• _TASK TO COMPLETE_: Go through the listing beneath this task and return every line that carries the string "arrow".

• _TASK INPUTS_:
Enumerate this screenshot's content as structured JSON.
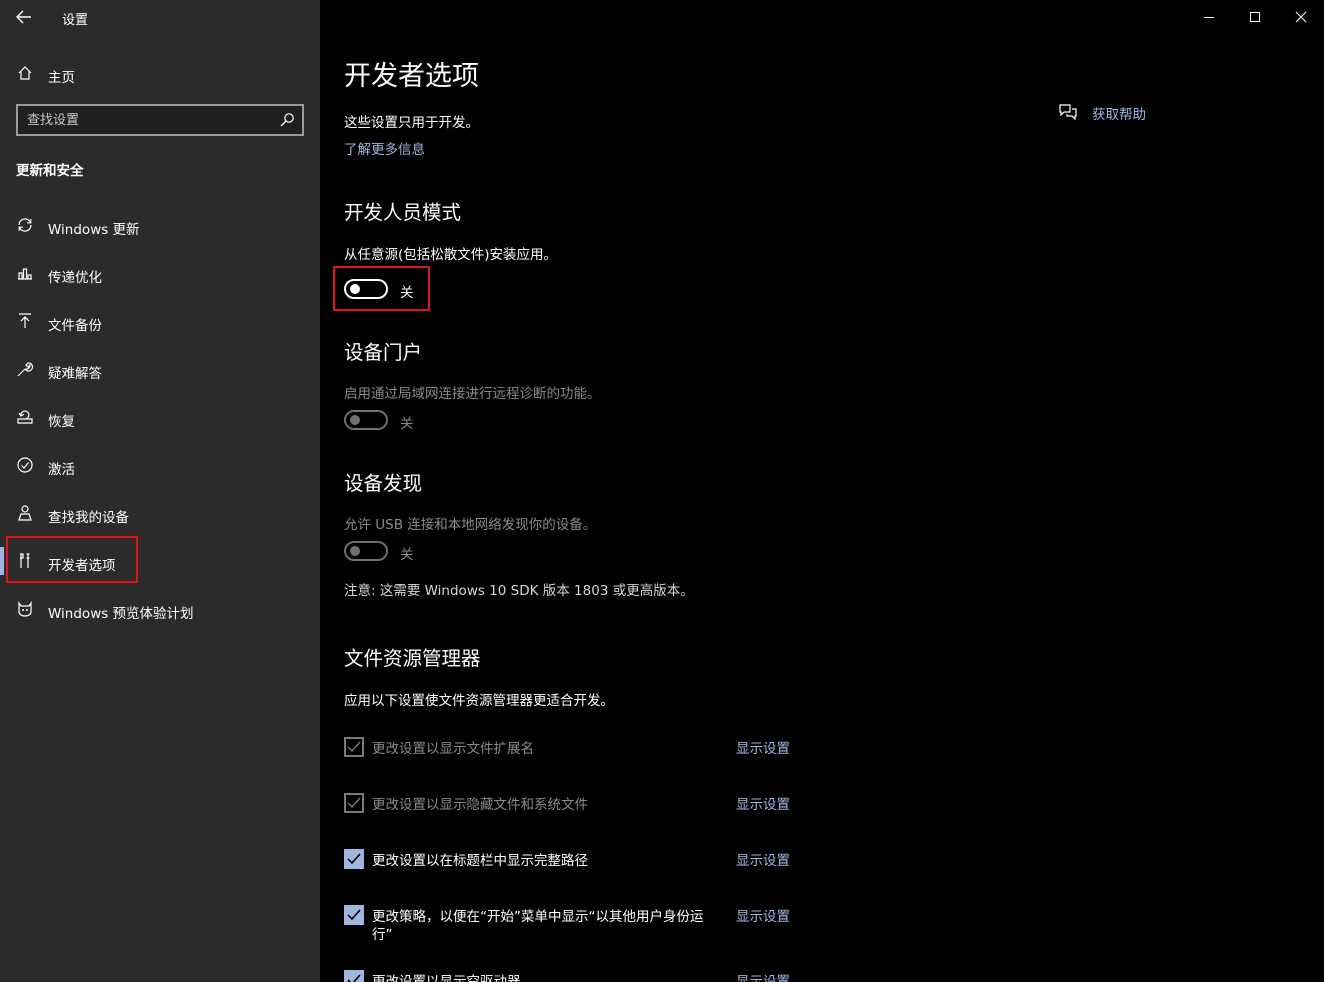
{
  "window": {
    "title": "设置",
    "back_icon": "arrow-left-icon",
    "controls": [
      "minimize-icon",
      "maximize-icon",
      "close-icon"
    ]
  },
  "sidebar": {
    "home_label": "主页",
    "search_placeholder": "查找设置",
    "section_title": "更新和安全",
    "items": [
      {
        "label": "Windows 更新",
        "icon": "sync-icon"
      },
      {
        "label": "传递优化",
        "icon": "delivery-optimization-icon"
      },
      {
        "label": "文件备份",
        "icon": "backup-arrow-up-icon"
      },
      {
        "label": "疑难解答",
        "icon": "wrench-icon"
      },
      {
        "label": "恢复",
        "icon": "recovery-icon"
      },
      {
        "label": "激活",
        "icon": "check-circle-icon"
      },
      {
        "label": "查找我的设备",
        "icon": "person-location-icon"
      },
      {
        "label": "开发者选项",
        "icon": "developer-tools-icon",
        "selected": true
      },
      {
        "label": "Windows 预览体验计划",
        "icon": "insider-cat-icon"
      }
    ]
  },
  "main": {
    "title": "开发者选项",
    "description": "这些设置只用于开发。",
    "learn_more": "了解更多信息",
    "help_link": "获取帮助",
    "developer_mode": {
      "title": "开发人员模式",
      "desc": "从任意源(包括松散文件)安装应用。",
      "toggle_state": "关",
      "enabled": true
    },
    "device_portal": {
      "title": "设备门户",
      "desc": "启用通过局域网连接进行远程诊断的功能。",
      "toggle_state": "关",
      "enabled": false
    },
    "device_discovery": {
      "title": "设备发现",
      "desc": "允许 USB 连接和本地网络发现你的设备。",
      "toggle_state": "关",
      "enabled": false,
      "note": "注意: 这需要 Windows 10 SDK 版本 1803 或更高版本。"
    },
    "file_explorer": {
      "title": "文件资源管理器",
      "desc": "应用以下设置使文件资源管理器更适合开发。",
      "show_settings_label": "显示设置",
      "options": [
        {
          "label": "更改设置以显示文件扩展名",
          "checked": true,
          "enabled": false
        },
        {
          "label": "更改设置以显示隐藏文件和系统文件",
          "checked": true,
          "enabled": false
        },
        {
          "label": "更改设置以在标题栏中显示完整路径",
          "checked": true,
          "enabled": true
        },
        {
          "label_line1": "更改策略，以便在“开始”菜单中显示“以其他用户身份运",
          "label_line2": "行”",
          "checked": true,
          "enabled": true
        },
        {
          "label": "更改设置以显示空驱动器",
          "checked": true,
          "enabled": true
        }
      ]
    }
  },
  "colors": {
    "sidebar_bg": "#2b2b2b",
    "main_bg": "#000000",
    "accent": "#9fb6de",
    "highlight_box": "#e0141e"
  }
}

• _EXERCISE ANSWER_:
    "back_icon": "arrow-left-icon",
        "icon": "backup-arrow-up-icon"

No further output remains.